Return the entries exactly as they appear, from the first line through the line containing "range-2-bottom-label-4: 0.1S: [586, 581, 614, 595]".

--------

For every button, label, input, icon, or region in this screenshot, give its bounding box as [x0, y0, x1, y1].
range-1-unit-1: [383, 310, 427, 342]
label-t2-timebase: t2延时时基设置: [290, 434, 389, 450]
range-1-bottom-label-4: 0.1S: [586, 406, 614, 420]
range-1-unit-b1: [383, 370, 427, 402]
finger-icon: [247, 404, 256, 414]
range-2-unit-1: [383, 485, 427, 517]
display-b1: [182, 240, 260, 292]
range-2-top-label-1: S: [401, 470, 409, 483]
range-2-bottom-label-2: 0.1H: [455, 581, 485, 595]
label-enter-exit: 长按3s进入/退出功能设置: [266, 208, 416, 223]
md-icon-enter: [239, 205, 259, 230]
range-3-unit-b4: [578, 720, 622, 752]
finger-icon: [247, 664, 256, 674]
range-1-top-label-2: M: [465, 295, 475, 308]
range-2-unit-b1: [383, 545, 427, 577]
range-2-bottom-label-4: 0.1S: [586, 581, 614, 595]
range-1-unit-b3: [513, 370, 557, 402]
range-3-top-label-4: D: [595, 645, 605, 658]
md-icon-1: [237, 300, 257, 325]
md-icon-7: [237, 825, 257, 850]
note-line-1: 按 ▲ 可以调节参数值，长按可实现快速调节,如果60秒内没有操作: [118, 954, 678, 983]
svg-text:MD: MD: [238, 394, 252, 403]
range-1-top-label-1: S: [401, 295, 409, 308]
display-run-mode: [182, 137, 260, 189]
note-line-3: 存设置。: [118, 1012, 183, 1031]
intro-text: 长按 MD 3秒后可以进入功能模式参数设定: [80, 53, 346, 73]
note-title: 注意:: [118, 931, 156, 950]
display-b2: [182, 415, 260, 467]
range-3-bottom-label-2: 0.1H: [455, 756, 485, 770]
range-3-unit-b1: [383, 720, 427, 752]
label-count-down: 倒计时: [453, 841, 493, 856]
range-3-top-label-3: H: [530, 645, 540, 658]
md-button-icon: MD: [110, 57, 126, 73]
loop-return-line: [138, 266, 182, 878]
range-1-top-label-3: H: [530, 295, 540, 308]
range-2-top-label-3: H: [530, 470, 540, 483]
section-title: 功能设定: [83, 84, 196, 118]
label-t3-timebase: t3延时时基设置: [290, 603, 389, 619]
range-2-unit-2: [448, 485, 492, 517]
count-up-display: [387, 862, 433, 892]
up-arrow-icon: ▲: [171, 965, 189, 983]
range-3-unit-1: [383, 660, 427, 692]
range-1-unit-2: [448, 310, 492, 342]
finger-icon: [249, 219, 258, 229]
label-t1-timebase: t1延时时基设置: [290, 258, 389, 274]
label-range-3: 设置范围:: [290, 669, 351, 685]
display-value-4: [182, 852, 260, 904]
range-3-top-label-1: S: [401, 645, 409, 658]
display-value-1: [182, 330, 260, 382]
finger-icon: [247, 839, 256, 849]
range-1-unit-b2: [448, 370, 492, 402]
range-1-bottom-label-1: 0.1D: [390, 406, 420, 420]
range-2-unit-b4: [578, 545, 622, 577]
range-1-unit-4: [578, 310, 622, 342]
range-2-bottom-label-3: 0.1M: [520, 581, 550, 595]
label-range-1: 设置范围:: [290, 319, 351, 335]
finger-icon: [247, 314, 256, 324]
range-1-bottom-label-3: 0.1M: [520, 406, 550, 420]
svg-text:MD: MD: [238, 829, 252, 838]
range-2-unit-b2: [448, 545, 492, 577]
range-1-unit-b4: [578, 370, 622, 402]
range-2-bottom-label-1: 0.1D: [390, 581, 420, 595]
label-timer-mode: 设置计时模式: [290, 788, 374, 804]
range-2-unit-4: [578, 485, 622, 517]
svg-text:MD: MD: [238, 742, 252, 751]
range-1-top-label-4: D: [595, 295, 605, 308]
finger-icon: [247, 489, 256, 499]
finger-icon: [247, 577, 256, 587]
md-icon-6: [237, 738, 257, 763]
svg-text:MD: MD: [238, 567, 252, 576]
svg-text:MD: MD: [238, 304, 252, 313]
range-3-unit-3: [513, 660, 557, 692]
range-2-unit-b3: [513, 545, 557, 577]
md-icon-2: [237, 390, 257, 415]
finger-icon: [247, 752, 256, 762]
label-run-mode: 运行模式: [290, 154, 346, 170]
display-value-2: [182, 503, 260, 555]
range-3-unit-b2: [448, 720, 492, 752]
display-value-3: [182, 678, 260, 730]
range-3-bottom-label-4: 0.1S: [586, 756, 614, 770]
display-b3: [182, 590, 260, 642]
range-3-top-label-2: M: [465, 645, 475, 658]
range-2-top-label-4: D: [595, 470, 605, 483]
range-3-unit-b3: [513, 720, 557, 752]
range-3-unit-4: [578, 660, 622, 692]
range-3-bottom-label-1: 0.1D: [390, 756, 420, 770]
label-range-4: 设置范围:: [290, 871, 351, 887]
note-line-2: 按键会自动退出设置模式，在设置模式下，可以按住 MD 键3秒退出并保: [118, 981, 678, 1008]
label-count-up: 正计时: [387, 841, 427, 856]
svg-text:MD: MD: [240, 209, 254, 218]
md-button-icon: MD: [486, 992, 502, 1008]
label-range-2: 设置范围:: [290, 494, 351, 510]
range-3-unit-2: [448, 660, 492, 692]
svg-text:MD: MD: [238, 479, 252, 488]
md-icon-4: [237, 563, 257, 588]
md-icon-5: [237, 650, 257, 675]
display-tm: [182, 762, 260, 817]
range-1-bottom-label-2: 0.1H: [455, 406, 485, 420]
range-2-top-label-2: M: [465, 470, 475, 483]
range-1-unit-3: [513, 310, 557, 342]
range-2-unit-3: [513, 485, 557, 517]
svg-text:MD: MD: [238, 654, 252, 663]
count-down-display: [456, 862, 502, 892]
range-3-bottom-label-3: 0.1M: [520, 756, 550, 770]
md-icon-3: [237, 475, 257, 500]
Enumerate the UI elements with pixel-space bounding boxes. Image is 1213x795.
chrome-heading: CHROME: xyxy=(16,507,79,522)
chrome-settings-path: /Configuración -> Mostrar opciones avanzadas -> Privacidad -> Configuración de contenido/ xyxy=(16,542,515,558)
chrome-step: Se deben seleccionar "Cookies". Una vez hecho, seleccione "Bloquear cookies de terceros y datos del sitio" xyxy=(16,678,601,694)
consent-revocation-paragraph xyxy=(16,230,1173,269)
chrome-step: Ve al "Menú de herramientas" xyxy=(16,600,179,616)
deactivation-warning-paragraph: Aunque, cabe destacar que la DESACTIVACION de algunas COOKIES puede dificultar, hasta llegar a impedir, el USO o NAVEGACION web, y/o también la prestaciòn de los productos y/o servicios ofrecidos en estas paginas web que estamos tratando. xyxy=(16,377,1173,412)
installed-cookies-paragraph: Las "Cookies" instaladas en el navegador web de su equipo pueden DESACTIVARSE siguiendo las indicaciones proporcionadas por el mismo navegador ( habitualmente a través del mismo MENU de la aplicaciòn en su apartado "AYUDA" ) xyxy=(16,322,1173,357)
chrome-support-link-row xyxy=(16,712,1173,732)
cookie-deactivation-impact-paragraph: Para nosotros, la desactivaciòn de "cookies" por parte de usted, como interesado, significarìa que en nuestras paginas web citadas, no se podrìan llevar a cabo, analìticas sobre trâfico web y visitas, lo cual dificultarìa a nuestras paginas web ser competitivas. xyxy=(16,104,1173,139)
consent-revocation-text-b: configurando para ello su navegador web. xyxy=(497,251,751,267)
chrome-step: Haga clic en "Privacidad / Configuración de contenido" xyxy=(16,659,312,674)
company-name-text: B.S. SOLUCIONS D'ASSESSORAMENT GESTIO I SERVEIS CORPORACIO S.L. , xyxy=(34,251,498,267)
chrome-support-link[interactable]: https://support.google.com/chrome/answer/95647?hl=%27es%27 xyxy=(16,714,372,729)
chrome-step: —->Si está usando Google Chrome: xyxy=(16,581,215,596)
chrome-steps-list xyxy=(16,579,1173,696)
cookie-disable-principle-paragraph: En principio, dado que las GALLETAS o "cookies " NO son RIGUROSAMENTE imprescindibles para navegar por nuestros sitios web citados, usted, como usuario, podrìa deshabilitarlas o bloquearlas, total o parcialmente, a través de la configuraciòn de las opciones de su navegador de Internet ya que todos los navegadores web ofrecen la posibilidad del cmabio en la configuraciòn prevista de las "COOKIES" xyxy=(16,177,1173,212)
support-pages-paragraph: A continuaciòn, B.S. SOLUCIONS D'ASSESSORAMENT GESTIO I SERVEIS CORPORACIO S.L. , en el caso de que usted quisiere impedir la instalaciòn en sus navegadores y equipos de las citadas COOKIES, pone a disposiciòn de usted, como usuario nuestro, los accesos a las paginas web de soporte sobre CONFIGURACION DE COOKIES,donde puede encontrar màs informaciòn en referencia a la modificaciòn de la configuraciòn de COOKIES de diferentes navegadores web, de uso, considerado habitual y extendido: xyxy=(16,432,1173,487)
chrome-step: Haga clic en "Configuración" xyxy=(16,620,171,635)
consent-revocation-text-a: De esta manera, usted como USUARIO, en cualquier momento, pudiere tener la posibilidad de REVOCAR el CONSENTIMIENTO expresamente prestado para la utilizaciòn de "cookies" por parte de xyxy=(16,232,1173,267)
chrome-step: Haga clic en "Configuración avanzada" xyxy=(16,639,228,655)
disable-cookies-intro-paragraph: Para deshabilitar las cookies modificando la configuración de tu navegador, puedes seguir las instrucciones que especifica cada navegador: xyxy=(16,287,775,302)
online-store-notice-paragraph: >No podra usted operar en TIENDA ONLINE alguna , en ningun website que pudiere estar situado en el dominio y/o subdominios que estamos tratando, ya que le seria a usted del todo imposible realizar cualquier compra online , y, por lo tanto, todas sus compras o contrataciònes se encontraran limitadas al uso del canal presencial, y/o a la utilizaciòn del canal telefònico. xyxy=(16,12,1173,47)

--------

:: Worked solution ::
For every button, label, input, icon, or region in this screenshot, give its bounding box as [x0, y0, x1, y1].
range-1-unit-1: [383, 310, 427, 342]
label-t2-timebase: t2延时时基设置: [290, 434, 389, 450]
range-1-bottom-label-4: 0.1S: [586, 406, 614, 420]
range-1-unit-b1: [383, 370, 427, 402]
finger-icon: [247, 404, 256, 414]
range-2-unit-1: [383, 485, 427, 517]
display-b1: [182, 240, 260, 292]
range-2-top-label-1: S: [401, 470, 409, 483]
range-2-bottom-label-2: 0.1H: [455, 581, 485, 595]
label-enter-exit: 长按3s进入/退出功能设置: [266, 208, 416, 223]
md-icon-enter: [239, 205, 259, 230]
range-3-unit-b4: [578, 720, 622, 752]
finger-icon: [247, 664, 256, 674]
range-1-top-label-2: M: [465, 295, 475, 308]
range-2-unit-b1: [383, 545, 427, 577]
range-2-bottom-label-4: 0.1S: [586, 581, 614, 595]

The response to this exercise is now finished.